*TO BE DONE*:
Can you quote the records below in full, word for word?
++++ ENTRIES
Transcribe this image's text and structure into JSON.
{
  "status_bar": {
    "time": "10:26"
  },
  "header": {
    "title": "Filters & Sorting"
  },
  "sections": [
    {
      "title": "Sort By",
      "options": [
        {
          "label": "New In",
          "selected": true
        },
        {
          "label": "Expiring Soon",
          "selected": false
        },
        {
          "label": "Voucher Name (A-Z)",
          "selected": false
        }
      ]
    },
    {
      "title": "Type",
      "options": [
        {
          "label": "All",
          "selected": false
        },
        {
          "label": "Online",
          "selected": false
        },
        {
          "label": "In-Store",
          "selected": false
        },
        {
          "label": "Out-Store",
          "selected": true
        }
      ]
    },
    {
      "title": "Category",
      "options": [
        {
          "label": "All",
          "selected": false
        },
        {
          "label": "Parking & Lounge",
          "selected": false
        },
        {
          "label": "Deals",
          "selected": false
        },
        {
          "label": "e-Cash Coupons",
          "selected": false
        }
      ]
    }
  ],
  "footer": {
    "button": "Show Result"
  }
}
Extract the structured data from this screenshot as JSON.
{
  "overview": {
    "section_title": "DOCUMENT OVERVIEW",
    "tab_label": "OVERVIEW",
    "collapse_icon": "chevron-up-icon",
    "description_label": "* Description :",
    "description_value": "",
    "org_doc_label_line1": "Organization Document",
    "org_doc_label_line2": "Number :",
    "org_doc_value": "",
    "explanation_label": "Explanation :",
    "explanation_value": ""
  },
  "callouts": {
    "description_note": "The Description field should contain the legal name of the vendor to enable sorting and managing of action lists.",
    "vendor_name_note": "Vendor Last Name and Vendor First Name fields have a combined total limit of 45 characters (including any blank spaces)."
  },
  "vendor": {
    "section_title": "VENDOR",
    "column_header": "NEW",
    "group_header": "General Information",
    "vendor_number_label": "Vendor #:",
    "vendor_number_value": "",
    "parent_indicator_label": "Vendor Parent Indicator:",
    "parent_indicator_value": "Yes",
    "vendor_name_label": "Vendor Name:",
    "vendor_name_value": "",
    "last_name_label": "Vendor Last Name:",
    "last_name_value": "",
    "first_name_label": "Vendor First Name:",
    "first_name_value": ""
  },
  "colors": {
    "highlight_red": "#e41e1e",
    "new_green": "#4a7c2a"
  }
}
++++++++
*COMPLETE OUTPUT*:
Transcribe this image's text and structure into JSON.
{
  "status_bar": {
    "time": "10:26"
  },
  "header": {
    "title": "Filters & Sorting"
  },
  "sections": [
    {
      "title": "Sort By",
      "options": [
        {
          "label": "New In",
          "selected": true
        },
        {
          "label": "Expiring Soon",
          "selected": false
        },
        {
          "label": "Voucher Name (A-Z)",
          "selected": false
        }
      ]
    },
    {
      "title": "Type",
      "options": [
        {
          "label": "All",
          "selected": false
        },
        {
          "label": "Online",
          "selected": false
        },
        {
          "label": "In-Store",
          "selected": false
        },
        {
          "label": "Out-Store",
          "selected": true
        }
      ]
    },
    {
      "title": "Category",
      "options": [
        {
          "label": "All",
          "selected": false
        },
        {
          "label": "Parking & Lounge",
          "selected": false
        },
        {
          "label": "Deals",
          "selected": false
        },
        {
          "label": "e-Cash Coupons",
          "selected": false
        }
      ]
    }
  ],
  "footer": {
    "button": "Show Result"
  }
}
Extract the structured data from this screenshot as JSON.
{
  "overview": {
    "section_title": "DOCUMENT OVERVIEW",
    "tab_label": "OVERVIEW",
    "collapse_icon": "chevron-up-icon",
    "description_label": "* Description :",
    "description_value": "",
    "org_doc_label_line1": "Organization Document",
    "org_doc_label_line2": "Number :",
    "org_doc_value": "",
    "explanation_label": "Explanation :",
    "explanation_value": ""
  },
  "callouts": {
    "description_note": "The Description field should contain the legal name of the vendor to enable sorting and managing of action lists.",
    "vendor_name_note": "Vendor Last Name and Vendor First Name fields have a combined total limit of 45 characters (including any blank spaces)."
  },
  "vendor": {
    "section_title": "VENDOR",
    "column_header": "NEW",
    "group_header": "General Information",
    "vendor_number_label": "Vendor #:",
    "vendor_number_value": "",
    "parent_indicator_label": "Vendor Parent Indicator:",
    "parent_indicator_value": "Yes",
    "vendor_name_label": "Vendor Name:",
    "vendor_name_value": "",
    "last_name_label": "Vendor Last Name:",
    "last_name_value": "",
    "first_name_label": "Vendor First Name:",
    "first_name_value": ""
  },
  "colors": {
    "highlight_red": "#e41e1e",
    "new_green": "#4a7c2a"
  }
}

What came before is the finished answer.